▶ **Set exercise a**: According to the CytoSnake pull request description, which workflow manager are CytoSnake's workflows written in?
** Begin Source excerpt **
CytoSnake New Pathing implementation

About
Motivation
Implementation Approach
Reviewer focus
- Greg
- Dave
Usage and assumption

About

This PR introduces a new pathing system for CytoSnake. This PR is sections into multiple parts:

Motivation
Implementation Approach
Reviewer Focus
Usage and assumption

The Motivation explains the whole purpose of this PR. Explains the issues there we encountered with the previous version and provide justification why this PR is necessary

The implementation approach provides a detailed description on how the issue was resolved. This will describe the types of software engineering approaches were conducted in order to solve this issue.

In the reviewer focuses section, reaches out to main reviewers on what to focus on. This allows reviewers were to focus on instead of trying to find on "what to do".

In the usage and assumptions sections provides a description on how cytosnake is used. Detailed explanations will be provided including what are the assumptions present when using cytosnake.

Motivation

CytoSnake is a CLI tool that contains multiple reproducible workflows that analyzes cell morphology readouts.

Recently, CytoSnake has gone through it's first round of usage testing by @jenna-tomkinson and pointed out some major issues in regards of CytoSnake's strict naming scheme.

CytoSnake's workflows are written in Snakemake, a popular workflow manager that is highly used in the bioinformatics community. Snakemake is highly known for powerful and intuitive workflow design that allows for generating scalable, portable and reproducible workflows. However, Snakemake's declarative naming scheme is very strict. This means that file containing different names will instantly cause the program to fail.

Below is an example: In the Snakemake, we need to specify an input, output.

rule read_inputs:
    inputs: "path/path/metadata"
    output: "path/path/output.txt"
    script: "scripts/read_inputs.py"
** End Source excerpt **
** Begin Dataset extract **
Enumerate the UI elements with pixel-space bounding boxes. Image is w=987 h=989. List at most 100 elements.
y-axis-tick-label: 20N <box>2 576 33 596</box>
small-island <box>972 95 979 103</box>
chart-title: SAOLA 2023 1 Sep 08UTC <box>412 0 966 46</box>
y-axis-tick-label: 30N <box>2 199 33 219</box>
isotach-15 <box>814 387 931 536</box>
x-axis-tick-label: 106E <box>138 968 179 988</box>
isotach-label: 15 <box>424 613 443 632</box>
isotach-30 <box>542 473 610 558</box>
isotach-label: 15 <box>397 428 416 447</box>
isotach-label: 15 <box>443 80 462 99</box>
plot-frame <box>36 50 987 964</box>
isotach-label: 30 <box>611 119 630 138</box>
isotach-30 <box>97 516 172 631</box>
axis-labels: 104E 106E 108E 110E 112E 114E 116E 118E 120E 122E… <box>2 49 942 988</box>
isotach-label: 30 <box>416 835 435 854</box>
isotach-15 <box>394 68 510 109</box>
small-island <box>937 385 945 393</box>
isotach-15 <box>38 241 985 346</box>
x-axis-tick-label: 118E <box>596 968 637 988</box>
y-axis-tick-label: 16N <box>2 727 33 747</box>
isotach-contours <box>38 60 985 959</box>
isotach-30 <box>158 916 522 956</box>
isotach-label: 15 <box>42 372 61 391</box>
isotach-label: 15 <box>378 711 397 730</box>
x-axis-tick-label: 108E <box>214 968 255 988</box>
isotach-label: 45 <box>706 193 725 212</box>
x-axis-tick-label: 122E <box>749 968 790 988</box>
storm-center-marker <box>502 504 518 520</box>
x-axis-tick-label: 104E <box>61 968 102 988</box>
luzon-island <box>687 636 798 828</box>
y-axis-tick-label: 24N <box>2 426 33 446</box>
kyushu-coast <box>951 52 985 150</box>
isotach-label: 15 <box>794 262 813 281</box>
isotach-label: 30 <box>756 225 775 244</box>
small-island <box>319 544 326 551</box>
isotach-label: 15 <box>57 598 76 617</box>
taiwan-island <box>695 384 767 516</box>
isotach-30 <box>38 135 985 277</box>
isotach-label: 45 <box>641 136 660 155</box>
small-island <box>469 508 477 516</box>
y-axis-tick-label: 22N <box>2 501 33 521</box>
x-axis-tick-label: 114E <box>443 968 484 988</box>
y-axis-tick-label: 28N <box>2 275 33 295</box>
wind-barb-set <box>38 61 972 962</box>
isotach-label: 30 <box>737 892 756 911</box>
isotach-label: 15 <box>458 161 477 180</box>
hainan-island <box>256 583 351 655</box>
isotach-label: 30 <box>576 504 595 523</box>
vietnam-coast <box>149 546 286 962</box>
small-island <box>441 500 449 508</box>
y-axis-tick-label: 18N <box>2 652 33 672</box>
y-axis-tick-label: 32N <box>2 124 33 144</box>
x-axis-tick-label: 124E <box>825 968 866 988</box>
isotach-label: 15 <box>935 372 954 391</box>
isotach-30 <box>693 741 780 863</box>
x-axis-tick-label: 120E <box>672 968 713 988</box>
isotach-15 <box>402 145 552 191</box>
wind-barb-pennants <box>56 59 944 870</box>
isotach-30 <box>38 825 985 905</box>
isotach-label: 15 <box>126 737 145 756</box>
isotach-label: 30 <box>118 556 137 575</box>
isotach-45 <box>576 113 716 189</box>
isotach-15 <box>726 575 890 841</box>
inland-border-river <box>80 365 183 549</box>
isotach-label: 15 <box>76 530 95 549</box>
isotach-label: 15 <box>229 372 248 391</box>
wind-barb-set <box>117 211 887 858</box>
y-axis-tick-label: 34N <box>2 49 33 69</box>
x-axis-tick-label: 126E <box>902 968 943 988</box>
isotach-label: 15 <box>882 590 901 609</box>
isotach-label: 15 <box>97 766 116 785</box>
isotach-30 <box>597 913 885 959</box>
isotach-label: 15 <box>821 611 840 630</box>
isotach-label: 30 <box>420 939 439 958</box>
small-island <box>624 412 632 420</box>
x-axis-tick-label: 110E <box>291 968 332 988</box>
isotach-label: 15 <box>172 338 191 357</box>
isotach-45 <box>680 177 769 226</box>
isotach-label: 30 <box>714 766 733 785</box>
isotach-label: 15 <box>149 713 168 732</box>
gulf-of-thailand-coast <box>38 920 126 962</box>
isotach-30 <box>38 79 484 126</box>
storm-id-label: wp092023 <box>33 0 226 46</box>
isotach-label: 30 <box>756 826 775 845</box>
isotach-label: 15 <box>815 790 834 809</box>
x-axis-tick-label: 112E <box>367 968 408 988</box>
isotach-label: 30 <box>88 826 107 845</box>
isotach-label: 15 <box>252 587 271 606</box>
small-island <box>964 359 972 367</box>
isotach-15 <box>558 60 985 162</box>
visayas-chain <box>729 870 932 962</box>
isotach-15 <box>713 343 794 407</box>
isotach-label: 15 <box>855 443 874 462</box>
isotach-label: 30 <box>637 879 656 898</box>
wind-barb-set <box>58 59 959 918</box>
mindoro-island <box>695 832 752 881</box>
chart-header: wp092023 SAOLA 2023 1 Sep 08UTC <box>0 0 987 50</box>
** End Dataset extract **
▶ **Set exercise b**: Rewrite the rows from the first row through the row containing "isotach-contours <box>38 60 985 959</box>" with "isotach-label" replaced by "contour-label" and nothing else changed. Return only those rows.

▶ **Written reply a**: Snakemake

▶ **Written reply b**:
Enumerate the UI elements with pixel-space bounding boxes. Image is w=987 h=989. List at most 100 elements.
y-axis-tick-label: 20N <box>2 576 33 596</box>
small-island <box>972 95 979 103</box>
chart-title: SAOLA 2023 1 Sep 08UTC <box>412 0 966 46</box>
y-axis-tick-label: 30N <box>2 199 33 219</box>
isotach-15 <box>814 387 931 536</box>
x-axis-tick-label: 106E <box>138 968 179 988</box>
contour-label: 15 <box>424 613 443 632</box>
isotach-30 <box>542 473 610 558</box>
contour-label: 15 <box>397 428 416 447</box>
contour-label: 15 <box>443 80 462 99</box>
plot-frame <box>36 50 987 964</box>
contour-label: 30 <box>611 119 630 138</box>
isotach-30 <box>97 516 172 631</box>
axis-labels: 104E 106E 108E 110E 112E 114E 116E 118E 120E 122E… <box>2 49 942 988</box>
contour-label: 30 <box>416 835 435 854</box>
isotach-15 <box>394 68 510 109</box>
small-island <box>937 385 945 393</box>
isotach-15 <box>38 241 985 346</box>
x-axis-tick-label: 118E <box>596 968 637 988</box>
y-axis-tick-label: 16N <box>2 727 33 747</box>
isotach-contours <box>38 60 985 959</box>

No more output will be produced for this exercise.